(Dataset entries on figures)
——————

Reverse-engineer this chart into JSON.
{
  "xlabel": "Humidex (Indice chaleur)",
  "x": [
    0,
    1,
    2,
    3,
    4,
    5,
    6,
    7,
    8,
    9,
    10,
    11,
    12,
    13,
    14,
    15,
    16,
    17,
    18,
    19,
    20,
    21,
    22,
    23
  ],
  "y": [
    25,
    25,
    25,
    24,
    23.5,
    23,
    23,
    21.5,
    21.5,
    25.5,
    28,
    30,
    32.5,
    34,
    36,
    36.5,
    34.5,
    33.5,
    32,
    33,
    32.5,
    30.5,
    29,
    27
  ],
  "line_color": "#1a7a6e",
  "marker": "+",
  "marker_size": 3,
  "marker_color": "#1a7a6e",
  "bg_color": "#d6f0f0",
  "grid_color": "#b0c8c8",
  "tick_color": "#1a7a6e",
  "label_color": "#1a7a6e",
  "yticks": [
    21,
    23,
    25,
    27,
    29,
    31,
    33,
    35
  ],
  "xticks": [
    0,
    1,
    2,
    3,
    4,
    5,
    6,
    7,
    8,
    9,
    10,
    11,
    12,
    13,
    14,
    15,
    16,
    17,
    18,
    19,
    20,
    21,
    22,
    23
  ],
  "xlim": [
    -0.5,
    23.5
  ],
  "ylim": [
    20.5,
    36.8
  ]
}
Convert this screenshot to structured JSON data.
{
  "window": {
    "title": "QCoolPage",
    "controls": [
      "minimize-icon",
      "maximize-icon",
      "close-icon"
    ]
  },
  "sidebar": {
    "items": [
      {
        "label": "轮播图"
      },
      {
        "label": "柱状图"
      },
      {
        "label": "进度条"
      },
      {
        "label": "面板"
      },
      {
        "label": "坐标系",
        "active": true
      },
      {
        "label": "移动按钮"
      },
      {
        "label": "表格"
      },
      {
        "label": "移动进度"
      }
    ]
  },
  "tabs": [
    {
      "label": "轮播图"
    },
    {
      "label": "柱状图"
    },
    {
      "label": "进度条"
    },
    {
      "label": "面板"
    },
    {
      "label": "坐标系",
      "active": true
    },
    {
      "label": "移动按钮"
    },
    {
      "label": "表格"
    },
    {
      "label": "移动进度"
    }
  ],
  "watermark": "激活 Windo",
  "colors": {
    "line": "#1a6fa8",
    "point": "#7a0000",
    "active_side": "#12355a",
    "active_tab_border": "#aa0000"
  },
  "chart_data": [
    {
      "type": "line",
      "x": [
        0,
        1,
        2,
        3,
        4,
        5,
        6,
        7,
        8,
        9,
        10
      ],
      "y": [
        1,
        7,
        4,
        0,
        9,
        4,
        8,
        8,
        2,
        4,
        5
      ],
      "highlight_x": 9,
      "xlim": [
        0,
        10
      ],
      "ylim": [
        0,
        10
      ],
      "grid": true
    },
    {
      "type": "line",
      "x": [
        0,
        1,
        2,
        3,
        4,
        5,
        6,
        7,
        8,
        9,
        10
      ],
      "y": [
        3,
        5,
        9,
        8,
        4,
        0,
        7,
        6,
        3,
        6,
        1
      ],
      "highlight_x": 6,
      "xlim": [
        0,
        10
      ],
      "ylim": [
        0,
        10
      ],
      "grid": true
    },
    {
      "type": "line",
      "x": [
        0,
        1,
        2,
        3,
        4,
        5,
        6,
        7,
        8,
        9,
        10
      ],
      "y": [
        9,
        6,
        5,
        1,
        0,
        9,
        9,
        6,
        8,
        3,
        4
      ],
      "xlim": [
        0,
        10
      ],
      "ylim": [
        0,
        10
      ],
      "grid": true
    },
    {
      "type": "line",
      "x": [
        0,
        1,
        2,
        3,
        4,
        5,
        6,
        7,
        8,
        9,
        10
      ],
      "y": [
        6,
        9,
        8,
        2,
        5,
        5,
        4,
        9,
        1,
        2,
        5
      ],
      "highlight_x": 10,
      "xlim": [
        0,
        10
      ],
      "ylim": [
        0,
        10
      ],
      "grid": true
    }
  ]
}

——————

» **Goal**:
From the listing above, copy all lines holding the word "icon".

» **Response to the exercise**:
      "minimize-icon",
      "maximize-icon",
      "close-icon"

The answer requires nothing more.